(Collected data entries)
--- Begin ---
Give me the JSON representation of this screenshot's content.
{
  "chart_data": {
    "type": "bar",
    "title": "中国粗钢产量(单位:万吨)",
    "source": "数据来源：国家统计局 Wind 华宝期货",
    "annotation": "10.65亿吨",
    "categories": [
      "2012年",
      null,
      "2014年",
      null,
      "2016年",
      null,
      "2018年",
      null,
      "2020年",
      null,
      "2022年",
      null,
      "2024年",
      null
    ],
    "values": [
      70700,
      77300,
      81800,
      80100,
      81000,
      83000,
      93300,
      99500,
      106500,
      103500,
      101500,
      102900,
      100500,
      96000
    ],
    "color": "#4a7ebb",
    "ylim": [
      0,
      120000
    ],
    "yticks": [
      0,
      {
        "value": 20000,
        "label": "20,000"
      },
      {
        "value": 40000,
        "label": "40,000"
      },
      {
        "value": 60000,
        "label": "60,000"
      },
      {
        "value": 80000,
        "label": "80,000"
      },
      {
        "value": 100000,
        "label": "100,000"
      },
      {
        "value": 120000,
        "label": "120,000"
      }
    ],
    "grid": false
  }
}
--- End ---
Task prompt
Reproduce every record, matching each line exactly.

Result
Give me the JSON representation of this screenshot's content.
{
  "chart_data": {
    "type": "bar",
    "title": "中国粗钢产量(单位:万吨)",
    "source": "数据来源：国家统计局 Wind 华宝期货",
    "annotation": "10.65亿吨",
    "categories": [
      "2012年",
      null,
      "2014年",
      null,
      "2016年",
      null,
      "2018年",
      null,
      "2020年",
      null,
      "2022年",
      null,
      "2024年",
      null
    ],
    "values": [
      70700,
      77300,
      81800,
      80100,
      81000,
      83000,
      93300,
      99500,
      106500,
      103500,
      101500,
      102900,
      100500,
      96000
    ],
    "color": "#4a7ebb",
    "ylim": [
      0,
      120000
    ],
    "yticks": [
      0,
      {
        "value": 20000,
        "label": "20,000"
      },
      {
        "value": 40000,
        "label": "40,000"
      },
      {
        "value": 60000,
        "label": "60,000"
      },
      {
        "value": 80000,
        "label": "80,000"
      },
      {
        "value": 100000,
        "label": "100,000"
      },
      {
        "value": 120000,
        "label": "120,000"
      }
    ],
    "grid": false
  }
}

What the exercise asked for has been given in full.